■ DATASET RECORDS ■

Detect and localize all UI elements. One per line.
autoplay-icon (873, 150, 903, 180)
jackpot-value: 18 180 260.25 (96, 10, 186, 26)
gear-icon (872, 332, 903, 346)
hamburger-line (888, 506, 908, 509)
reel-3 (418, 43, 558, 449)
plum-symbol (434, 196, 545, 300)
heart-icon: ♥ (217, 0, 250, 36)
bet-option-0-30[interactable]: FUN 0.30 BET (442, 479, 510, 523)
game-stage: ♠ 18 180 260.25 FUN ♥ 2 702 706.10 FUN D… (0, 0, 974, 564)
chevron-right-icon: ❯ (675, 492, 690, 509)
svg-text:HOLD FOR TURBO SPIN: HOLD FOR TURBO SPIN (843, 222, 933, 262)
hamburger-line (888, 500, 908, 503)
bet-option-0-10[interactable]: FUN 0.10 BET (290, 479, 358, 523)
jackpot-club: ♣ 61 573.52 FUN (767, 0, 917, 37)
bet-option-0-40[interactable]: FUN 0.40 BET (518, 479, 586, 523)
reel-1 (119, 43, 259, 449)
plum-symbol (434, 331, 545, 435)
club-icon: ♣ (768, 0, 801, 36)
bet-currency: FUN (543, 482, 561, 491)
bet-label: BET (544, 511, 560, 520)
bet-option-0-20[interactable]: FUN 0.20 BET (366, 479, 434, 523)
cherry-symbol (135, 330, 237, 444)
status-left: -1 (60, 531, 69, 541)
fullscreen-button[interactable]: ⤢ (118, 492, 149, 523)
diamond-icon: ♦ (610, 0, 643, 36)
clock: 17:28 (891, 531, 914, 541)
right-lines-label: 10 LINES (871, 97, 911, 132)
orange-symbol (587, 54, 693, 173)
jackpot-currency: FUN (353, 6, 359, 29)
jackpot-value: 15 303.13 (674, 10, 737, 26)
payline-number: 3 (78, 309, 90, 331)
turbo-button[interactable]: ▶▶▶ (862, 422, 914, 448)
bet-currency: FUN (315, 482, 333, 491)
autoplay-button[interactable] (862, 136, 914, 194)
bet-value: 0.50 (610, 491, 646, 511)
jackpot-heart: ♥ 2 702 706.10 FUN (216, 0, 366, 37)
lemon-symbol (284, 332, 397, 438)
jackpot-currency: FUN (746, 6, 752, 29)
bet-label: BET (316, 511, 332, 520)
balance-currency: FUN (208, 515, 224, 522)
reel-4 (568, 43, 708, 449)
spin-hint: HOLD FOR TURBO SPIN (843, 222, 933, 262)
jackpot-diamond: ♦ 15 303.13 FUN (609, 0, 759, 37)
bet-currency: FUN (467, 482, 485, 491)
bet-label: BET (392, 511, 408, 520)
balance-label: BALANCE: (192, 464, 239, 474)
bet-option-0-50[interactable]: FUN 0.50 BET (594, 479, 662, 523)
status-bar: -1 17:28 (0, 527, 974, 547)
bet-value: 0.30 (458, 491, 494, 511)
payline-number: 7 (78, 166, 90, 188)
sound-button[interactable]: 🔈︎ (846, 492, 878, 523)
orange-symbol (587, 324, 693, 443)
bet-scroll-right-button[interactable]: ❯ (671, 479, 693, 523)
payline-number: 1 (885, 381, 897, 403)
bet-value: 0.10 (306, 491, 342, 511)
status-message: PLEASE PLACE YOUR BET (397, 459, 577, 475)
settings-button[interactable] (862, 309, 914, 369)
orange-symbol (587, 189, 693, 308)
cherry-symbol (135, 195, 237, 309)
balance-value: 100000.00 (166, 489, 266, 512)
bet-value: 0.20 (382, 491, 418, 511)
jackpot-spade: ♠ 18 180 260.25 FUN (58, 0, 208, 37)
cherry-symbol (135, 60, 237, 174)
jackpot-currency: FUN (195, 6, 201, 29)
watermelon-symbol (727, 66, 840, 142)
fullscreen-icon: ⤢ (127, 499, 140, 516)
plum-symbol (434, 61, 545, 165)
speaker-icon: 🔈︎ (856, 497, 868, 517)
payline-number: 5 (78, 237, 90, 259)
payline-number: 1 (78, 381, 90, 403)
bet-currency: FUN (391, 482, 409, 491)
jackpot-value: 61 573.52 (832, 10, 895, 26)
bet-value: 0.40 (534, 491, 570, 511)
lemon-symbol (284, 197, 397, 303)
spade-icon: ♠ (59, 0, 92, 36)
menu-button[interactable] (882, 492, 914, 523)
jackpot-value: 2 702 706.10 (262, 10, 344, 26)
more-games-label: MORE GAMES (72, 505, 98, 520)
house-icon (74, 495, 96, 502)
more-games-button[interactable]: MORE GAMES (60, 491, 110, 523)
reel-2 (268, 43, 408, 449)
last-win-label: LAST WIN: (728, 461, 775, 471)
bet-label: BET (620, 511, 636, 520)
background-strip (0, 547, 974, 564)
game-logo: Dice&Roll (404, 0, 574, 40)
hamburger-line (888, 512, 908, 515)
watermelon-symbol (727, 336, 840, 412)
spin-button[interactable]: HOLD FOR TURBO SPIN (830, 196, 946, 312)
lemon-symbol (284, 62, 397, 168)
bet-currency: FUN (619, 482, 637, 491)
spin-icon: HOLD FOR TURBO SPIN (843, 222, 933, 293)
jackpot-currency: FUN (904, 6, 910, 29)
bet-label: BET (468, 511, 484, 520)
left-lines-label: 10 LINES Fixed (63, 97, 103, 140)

■ REQUIRED WORK ■
Reproduce everything from the start of the records down to and including the line that contains "orange-symbol (587, 324, 693, 443)".

■ THE ANSWER ■
Detect and localize all UI elements. One per line.
autoplay-icon (873, 150, 903, 180)
jackpot-value: 18 180 260.25 (96, 10, 186, 26)
gear-icon (872, 332, 903, 346)
hamburger-line (888, 506, 908, 509)
reel-3 (418, 43, 558, 449)
plum-symbol (434, 196, 545, 300)
heart-icon: ♥ (217, 0, 250, 36)
bet-option-0-30[interactable]: FUN 0.30 BET (442, 479, 510, 523)
game-stage: ♠ 18 180 260.25 FUN ♥ 2 702 706.10 FUN D… (0, 0, 974, 564)
chevron-right-icon: ❯ (675, 492, 690, 509)
svg-text:HOLD FOR TURBO SPIN: HOLD FOR TURBO SPIN (843, 222, 933, 262)
hamburger-line (888, 500, 908, 503)
bet-option-0-10[interactable]: FUN 0.10 BET (290, 479, 358, 523)
jackpot-club: ♣ 61 573.52 FUN (767, 0, 917, 37)
bet-option-0-40[interactable]: FUN 0.40 BET (518, 479, 586, 523)
reel-1 (119, 43, 259, 449)
plum-symbol (434, 331, 545, 435)
club-icon: ♣ (768, 0, 801, 36)
bet-currency: FUN (543, 482, 561, 491)
bet-label: BET (544, 511, 560, 520)
bet-option-0-20[interactable]: FUN 0.20 BET (366, 479, 434, 523)
cherry-symbol (135, 330, 237, 444)
status-left: -1 (60, 531, 69, 541)
fullscreen-button[interactable]: ⤢ (118, 492, 149, 523)
diamond-icon: ♦ (610, 0, 643, 36)
clock: 17:28 (891, 531, 914, 541)
right-lines-label: 10 LINES (871, 97, 911, 132)
orange-symbol (587, 54, 693, 173)
jackpot-currency: FUN (353, 6, 359, 29)
jackpot-value: 15 303.13 (674, 10, 737, 26)
payline-number: 3 (78, 309, 90, 331)
turbo-button[interactable]: ▶▶▶ (862, 422, 914, 448)
bet-currency: FUN (315, 482, 333, 491)
autoplay-button[interactable] (862, 136, 914, 194)
bet-value: 0.50 (610, 491, 646, 511)
jackpot-heart: ♥ 2 702 706.10 FUN (216, 0, 366, 37)
lemon-symbol (284, 332, 397, 438)
jackpot-currency: FUN (746, 6, 752, 29)
bet-label: BET (316, 511, 332, 520)
balance-currency: FUN (208, 515, 224, 522)
reel-4 (568, 43, 708, 449)
spin-hint: HOLD FOR TURBO SPIN (843, 222, 933, 262)
jackpot-diamond: ♦ 15 303.13 FUN (609, 0, 759, 37)
bet-currency: FUN (467, 482, 485, 491)
bet-label: BET (392, 511, 408, 520)
balance-label: BALANCE: (192, 464, 239, 474)
bet-option-0-50[interactable]: FUN 0.50 BET (594, 479, 662, 523)
status-bar: -1 17:28 (0, 527, 974, 547)
bet-value: 0.30 (458, 491, 494, 511)
payline-number: 7 (78, 166, 90, 188)
sound-button[interactable]: 🔈︎ (846, 492, 878, 523)
orange-symbol (587, 324, 693, 443)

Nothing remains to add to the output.